WHAT YOU WILL DO: Filter these entries, keeping only lines that hold the word "Dette".

INPUT FOR THIS TASK:
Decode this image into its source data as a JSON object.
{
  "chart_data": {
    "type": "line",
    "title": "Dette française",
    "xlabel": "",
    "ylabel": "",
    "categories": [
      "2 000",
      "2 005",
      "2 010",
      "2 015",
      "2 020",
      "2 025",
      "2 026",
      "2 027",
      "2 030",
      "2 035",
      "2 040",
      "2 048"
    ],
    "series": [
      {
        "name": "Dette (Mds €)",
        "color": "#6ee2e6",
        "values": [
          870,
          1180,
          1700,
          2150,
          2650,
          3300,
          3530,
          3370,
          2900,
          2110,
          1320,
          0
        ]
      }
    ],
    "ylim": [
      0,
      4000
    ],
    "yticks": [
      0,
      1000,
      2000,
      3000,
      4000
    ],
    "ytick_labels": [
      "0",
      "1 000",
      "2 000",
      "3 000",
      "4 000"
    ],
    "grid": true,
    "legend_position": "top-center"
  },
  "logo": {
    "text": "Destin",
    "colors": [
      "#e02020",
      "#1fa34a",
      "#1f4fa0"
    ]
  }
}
* * *
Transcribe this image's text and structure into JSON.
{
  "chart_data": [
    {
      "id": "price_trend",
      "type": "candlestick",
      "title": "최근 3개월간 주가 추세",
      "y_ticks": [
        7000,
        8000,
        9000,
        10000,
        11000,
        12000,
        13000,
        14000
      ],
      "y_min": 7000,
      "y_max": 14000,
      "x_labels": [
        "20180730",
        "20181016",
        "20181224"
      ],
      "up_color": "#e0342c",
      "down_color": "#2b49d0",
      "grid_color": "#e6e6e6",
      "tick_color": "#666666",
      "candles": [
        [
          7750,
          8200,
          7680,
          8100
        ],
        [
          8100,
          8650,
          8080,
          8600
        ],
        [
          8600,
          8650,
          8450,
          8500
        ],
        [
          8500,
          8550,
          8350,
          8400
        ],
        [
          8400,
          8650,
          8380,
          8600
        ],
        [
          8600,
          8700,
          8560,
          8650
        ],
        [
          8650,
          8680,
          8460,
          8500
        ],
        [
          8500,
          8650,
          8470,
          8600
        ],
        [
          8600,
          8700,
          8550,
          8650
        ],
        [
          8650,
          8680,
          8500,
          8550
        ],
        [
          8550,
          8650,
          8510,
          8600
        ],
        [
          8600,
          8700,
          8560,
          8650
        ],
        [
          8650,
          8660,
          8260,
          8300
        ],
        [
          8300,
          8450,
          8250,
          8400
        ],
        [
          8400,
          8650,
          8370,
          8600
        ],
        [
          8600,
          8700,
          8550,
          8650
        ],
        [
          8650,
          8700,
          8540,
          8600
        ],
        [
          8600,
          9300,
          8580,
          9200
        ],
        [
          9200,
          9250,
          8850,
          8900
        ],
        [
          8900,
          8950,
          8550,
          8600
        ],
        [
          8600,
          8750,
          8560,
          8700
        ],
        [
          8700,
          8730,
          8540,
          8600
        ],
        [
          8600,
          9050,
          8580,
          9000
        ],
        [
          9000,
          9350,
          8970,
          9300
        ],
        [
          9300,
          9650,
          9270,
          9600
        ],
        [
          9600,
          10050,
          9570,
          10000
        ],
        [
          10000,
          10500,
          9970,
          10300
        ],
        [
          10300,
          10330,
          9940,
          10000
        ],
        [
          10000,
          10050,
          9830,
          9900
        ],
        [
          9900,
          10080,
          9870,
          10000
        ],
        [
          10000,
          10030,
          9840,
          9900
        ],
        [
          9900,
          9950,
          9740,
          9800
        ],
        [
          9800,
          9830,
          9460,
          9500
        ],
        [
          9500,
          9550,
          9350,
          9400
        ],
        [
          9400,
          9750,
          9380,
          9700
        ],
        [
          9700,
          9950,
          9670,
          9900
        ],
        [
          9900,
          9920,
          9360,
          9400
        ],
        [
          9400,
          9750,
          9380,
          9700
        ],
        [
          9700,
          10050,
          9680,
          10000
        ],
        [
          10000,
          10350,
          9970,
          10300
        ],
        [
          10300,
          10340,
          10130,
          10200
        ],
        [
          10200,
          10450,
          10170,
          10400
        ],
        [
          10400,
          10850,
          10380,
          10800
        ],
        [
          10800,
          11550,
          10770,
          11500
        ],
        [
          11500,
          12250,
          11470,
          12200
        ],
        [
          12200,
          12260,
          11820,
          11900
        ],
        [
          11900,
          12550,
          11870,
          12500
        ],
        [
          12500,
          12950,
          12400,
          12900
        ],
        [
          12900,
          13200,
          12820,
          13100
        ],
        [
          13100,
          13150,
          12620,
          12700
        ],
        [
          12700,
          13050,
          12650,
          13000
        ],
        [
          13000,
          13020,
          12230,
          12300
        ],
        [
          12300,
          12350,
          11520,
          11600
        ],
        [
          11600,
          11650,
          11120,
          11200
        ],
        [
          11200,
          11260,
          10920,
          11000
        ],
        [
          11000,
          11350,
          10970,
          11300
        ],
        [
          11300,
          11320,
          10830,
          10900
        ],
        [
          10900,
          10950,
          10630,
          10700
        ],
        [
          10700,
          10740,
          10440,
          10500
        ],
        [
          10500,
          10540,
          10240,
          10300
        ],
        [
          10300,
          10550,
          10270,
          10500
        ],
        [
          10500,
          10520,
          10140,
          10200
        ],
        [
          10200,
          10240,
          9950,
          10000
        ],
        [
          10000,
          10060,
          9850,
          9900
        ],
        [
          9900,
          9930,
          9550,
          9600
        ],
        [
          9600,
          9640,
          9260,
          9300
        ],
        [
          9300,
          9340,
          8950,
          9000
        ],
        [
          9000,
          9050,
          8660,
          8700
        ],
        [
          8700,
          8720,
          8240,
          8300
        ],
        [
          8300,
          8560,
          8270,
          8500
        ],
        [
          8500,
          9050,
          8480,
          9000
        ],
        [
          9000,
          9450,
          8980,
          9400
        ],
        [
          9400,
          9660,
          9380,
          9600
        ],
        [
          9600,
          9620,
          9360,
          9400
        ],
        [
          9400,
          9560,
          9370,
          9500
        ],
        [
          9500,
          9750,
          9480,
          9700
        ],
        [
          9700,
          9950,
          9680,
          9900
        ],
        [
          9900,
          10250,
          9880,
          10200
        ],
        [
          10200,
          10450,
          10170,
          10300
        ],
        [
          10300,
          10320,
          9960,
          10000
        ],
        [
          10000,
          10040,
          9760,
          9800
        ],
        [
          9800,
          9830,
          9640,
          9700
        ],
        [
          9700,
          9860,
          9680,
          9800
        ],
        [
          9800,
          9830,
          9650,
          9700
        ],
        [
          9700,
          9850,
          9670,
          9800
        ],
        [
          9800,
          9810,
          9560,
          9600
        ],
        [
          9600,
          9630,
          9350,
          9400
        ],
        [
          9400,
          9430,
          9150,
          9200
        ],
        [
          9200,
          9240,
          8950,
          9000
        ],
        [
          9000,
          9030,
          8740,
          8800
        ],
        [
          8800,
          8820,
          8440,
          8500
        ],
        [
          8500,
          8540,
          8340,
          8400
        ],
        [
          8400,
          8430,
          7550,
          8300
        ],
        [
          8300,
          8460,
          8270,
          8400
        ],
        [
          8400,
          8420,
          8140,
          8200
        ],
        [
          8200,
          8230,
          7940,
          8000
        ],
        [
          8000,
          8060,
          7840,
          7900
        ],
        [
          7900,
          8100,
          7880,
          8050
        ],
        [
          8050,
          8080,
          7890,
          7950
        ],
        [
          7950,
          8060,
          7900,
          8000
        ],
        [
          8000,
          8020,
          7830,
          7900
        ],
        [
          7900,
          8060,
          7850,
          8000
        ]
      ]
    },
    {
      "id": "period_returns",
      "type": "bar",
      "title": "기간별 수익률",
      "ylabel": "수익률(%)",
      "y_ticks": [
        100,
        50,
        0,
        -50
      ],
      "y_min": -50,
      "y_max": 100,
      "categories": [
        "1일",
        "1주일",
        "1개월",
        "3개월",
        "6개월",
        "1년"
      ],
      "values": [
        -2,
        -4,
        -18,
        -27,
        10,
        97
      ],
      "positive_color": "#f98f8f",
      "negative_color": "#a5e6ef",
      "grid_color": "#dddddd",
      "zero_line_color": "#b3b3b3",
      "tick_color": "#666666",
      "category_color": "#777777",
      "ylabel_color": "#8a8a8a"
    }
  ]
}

SOLUTION:
    "title": "Dette française",
        "name": "Dette (Mds €)",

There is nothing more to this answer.